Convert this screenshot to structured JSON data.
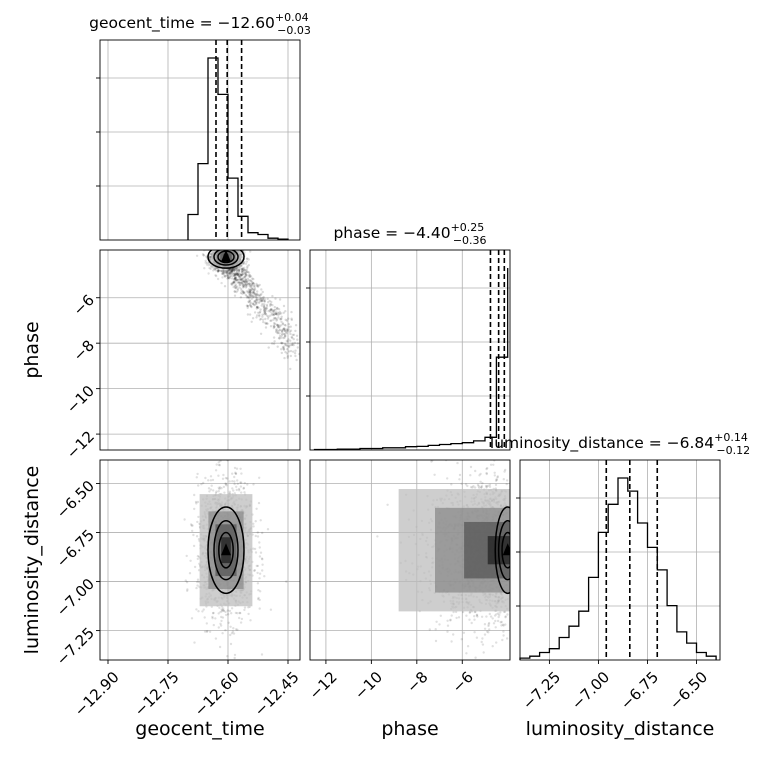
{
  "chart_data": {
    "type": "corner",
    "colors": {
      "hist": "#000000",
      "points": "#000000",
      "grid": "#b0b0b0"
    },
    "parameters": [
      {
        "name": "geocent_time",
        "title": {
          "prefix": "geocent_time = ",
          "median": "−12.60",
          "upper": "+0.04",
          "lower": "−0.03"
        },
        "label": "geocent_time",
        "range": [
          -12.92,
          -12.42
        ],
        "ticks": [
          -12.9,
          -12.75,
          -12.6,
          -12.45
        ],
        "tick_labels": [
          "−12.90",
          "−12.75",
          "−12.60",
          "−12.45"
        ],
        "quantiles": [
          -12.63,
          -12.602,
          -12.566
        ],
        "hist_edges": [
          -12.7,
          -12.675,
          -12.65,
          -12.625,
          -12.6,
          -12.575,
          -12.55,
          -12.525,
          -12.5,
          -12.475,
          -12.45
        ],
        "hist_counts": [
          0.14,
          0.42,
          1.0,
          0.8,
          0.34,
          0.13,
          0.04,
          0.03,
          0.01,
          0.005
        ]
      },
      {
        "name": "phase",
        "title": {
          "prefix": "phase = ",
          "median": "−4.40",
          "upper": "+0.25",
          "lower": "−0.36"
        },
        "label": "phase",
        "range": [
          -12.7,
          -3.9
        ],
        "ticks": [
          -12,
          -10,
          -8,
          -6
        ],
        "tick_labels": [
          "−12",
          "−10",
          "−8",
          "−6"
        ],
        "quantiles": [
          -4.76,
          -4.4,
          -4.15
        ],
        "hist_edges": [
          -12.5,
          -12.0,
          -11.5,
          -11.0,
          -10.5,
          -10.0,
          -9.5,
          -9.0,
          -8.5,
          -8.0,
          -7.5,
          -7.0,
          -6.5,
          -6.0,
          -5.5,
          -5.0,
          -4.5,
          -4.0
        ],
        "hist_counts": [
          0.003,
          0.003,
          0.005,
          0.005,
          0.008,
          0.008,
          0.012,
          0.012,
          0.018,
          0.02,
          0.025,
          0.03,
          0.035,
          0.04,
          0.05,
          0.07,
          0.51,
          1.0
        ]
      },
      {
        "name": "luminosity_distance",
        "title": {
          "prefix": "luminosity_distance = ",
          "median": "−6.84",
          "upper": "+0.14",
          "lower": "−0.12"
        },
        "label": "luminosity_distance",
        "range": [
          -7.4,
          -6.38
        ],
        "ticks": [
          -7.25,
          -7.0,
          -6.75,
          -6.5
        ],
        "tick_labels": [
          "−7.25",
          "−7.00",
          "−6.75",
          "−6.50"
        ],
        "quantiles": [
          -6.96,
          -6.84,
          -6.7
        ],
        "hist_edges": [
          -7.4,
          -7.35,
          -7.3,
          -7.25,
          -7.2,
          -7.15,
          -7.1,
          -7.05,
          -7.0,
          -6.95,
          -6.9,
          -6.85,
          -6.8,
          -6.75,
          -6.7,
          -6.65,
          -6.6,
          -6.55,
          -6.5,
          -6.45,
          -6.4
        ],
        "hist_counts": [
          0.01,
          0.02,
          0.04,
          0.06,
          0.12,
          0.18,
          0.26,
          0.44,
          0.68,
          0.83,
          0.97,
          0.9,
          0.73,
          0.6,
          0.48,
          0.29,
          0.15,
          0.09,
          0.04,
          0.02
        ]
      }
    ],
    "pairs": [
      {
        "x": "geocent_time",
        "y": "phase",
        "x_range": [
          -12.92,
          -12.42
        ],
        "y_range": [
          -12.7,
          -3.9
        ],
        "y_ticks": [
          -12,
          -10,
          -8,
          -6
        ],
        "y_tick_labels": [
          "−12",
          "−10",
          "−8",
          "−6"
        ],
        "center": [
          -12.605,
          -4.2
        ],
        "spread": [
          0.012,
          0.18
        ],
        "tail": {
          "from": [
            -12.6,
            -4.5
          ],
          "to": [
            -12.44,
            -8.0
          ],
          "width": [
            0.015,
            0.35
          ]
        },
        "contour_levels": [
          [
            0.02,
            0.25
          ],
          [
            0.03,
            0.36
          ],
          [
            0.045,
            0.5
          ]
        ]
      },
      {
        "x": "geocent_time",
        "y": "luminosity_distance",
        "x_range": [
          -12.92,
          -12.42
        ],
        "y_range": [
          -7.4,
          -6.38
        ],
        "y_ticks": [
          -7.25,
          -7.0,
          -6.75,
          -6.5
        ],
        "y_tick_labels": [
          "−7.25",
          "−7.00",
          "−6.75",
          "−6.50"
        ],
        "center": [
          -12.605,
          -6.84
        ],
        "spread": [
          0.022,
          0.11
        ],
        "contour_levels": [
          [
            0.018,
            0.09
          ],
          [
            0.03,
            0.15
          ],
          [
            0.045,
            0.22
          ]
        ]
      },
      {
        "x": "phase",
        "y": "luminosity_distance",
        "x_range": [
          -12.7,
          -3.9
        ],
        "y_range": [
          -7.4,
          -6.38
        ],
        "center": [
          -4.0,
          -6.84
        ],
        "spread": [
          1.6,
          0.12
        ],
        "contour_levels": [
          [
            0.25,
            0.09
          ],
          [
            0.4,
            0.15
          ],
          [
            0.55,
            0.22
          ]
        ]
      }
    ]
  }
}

...

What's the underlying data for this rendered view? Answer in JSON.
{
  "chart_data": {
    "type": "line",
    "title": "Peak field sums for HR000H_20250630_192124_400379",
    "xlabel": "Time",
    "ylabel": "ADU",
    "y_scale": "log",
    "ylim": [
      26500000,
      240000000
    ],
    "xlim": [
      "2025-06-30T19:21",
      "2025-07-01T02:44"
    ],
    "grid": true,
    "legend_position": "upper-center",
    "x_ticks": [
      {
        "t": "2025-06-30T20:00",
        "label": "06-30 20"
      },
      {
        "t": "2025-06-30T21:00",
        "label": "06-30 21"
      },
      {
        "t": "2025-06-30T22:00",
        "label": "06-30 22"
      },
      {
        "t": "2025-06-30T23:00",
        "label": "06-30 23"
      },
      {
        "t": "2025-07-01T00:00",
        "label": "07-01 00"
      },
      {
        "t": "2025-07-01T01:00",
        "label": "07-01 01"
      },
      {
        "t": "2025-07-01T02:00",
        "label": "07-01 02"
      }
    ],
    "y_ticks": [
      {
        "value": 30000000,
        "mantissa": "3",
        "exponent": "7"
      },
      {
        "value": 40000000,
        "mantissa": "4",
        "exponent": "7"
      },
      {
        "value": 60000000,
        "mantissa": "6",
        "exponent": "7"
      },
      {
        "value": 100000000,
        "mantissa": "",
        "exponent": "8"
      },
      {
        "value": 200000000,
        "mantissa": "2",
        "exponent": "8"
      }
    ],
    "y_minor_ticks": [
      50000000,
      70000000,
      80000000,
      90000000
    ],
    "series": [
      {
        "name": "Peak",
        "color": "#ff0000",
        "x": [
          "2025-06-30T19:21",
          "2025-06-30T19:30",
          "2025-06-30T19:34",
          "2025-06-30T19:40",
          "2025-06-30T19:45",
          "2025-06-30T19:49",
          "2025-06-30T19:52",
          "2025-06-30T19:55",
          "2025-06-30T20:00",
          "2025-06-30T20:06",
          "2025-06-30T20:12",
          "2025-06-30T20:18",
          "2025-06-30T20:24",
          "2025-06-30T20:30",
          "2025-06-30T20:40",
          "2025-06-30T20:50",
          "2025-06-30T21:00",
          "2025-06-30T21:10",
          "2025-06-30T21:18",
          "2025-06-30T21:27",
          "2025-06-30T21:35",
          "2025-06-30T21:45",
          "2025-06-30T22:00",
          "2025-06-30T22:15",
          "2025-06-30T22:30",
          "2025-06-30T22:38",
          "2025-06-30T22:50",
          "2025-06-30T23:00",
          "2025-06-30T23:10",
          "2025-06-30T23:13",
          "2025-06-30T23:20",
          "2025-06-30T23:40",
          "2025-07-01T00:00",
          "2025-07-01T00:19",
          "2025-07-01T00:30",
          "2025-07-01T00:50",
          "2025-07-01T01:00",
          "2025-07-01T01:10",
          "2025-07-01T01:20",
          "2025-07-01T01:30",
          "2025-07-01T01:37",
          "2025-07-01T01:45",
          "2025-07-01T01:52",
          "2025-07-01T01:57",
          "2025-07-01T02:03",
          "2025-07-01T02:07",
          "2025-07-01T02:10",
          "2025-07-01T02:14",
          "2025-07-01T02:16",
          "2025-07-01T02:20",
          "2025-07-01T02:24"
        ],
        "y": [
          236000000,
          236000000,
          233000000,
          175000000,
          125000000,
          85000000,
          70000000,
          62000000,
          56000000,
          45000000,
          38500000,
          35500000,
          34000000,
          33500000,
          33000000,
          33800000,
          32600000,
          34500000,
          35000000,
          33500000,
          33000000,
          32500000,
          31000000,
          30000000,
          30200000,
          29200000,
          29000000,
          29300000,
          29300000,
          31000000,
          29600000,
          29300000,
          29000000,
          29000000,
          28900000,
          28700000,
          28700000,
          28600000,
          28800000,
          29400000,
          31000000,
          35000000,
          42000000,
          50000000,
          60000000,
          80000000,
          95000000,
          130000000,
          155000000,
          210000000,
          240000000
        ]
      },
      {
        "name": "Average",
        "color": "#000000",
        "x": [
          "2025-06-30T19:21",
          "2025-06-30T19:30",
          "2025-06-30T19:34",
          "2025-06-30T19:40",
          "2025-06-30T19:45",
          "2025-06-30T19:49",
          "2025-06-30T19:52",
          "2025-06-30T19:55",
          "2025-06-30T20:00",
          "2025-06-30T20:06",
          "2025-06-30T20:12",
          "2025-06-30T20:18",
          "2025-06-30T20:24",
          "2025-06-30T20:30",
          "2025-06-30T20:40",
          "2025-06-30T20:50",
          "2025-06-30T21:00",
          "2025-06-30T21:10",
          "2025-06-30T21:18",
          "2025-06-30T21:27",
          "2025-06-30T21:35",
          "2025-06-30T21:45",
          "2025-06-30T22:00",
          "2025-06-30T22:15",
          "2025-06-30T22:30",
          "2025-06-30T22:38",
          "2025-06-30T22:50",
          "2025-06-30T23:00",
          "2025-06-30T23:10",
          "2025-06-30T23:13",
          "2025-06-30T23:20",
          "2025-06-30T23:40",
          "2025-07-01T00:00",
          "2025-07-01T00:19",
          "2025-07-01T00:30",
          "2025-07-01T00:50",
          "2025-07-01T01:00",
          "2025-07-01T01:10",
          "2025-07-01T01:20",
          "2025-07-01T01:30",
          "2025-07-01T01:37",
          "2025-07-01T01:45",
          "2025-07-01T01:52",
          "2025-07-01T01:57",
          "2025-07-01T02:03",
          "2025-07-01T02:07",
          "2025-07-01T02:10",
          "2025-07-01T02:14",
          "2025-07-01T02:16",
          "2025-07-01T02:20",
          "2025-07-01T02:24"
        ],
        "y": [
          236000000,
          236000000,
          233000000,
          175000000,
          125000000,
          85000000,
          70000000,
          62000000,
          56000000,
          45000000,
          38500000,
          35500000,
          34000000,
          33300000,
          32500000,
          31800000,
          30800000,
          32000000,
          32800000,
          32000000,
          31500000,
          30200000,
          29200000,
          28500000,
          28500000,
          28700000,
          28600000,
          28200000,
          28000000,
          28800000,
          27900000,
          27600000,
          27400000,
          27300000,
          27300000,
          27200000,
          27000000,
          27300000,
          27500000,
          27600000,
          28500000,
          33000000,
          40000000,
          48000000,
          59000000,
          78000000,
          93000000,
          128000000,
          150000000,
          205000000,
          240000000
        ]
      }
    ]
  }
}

--

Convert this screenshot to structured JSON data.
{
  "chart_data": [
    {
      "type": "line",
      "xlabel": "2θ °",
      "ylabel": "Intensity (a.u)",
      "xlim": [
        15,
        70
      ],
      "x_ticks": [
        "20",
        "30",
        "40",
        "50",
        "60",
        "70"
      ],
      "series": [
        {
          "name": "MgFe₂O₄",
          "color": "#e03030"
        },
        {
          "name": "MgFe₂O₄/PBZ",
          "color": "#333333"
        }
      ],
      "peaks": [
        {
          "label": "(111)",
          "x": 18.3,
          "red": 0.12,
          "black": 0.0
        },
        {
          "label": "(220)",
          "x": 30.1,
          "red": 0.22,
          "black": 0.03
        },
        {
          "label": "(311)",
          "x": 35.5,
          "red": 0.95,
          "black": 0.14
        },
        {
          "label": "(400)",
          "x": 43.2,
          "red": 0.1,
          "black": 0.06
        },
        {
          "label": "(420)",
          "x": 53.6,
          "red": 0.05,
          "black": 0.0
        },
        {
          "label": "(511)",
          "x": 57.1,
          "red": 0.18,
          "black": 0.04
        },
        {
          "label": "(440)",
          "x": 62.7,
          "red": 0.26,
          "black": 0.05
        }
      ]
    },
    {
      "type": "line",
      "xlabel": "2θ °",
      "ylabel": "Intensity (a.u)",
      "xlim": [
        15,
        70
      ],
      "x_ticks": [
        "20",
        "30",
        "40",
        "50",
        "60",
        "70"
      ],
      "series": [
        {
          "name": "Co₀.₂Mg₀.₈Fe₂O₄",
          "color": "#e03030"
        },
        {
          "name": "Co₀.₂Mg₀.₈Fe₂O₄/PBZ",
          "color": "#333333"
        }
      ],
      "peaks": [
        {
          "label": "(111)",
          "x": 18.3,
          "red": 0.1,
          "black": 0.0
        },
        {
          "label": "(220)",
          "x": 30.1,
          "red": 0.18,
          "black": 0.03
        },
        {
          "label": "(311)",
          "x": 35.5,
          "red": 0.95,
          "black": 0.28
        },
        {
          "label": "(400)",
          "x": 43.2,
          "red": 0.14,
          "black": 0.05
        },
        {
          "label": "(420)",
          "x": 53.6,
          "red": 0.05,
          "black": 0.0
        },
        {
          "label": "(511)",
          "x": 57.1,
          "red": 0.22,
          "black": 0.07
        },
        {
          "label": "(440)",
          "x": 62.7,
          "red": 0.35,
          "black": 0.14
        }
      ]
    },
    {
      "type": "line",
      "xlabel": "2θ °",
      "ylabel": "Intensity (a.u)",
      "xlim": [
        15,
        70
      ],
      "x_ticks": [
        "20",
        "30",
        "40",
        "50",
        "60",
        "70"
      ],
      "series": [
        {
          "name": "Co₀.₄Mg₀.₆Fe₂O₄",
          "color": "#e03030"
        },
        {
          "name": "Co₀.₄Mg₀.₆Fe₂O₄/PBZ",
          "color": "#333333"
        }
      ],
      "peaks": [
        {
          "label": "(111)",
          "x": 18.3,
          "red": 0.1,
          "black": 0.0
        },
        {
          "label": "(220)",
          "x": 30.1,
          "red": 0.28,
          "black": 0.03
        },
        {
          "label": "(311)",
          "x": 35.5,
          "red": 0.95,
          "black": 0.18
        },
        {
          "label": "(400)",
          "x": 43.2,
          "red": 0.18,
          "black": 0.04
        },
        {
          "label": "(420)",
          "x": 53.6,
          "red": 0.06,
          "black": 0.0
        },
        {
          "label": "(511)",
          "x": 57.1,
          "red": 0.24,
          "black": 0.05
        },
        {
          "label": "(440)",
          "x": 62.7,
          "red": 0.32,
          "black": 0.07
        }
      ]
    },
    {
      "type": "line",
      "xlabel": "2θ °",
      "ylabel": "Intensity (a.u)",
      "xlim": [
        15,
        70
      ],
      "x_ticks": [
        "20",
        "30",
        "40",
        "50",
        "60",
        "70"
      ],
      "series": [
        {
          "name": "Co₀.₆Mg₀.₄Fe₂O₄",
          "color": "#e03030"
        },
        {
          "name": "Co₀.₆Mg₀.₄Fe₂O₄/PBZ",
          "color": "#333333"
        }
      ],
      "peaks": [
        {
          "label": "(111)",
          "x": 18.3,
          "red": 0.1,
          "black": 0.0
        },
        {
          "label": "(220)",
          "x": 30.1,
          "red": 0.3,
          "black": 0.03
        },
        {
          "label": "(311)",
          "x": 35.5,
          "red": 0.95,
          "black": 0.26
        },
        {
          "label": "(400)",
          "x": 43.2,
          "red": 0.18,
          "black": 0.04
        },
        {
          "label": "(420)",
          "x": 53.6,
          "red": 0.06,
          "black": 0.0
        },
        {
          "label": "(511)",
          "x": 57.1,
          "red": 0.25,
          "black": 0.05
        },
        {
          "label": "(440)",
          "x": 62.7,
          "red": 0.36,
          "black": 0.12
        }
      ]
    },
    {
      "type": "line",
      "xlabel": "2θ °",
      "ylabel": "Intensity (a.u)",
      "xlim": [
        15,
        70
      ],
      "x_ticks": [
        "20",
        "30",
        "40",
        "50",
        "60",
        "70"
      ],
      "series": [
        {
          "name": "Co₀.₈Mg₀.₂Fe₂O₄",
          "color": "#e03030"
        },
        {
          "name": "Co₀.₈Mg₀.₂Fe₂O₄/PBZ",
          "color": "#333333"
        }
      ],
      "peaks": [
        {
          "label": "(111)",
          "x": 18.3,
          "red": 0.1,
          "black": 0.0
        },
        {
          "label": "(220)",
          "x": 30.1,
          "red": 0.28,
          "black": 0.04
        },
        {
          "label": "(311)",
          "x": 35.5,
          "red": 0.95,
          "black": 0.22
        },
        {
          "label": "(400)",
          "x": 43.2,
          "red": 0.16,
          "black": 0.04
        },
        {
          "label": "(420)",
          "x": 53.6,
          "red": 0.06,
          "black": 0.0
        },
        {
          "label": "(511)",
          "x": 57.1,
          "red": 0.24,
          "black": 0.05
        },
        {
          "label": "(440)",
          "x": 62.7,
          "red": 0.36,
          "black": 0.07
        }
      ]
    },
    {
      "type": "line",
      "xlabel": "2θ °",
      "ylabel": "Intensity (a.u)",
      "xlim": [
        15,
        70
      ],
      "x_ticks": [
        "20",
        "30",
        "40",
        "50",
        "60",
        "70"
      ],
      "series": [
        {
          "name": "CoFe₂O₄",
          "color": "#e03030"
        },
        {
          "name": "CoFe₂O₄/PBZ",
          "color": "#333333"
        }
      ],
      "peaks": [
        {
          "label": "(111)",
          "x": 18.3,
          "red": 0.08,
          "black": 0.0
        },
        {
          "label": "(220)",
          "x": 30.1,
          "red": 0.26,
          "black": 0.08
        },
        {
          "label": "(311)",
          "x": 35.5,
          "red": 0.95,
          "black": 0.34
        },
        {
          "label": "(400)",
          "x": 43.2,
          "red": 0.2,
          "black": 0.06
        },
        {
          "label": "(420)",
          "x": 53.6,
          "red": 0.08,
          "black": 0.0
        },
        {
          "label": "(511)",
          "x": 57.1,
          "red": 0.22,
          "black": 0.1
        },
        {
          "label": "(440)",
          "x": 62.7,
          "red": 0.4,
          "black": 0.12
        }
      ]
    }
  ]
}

- **Given instruction**
Which lines contain the word "₈Fe₂O₄"? Return each of them.

- **Exercise solution**
          "name": "Co₀.₂Mg₀.₈Fe₂O₄",
          "name": "Co₀.₂Mg₀.₈Fe₂O₄/PBZ",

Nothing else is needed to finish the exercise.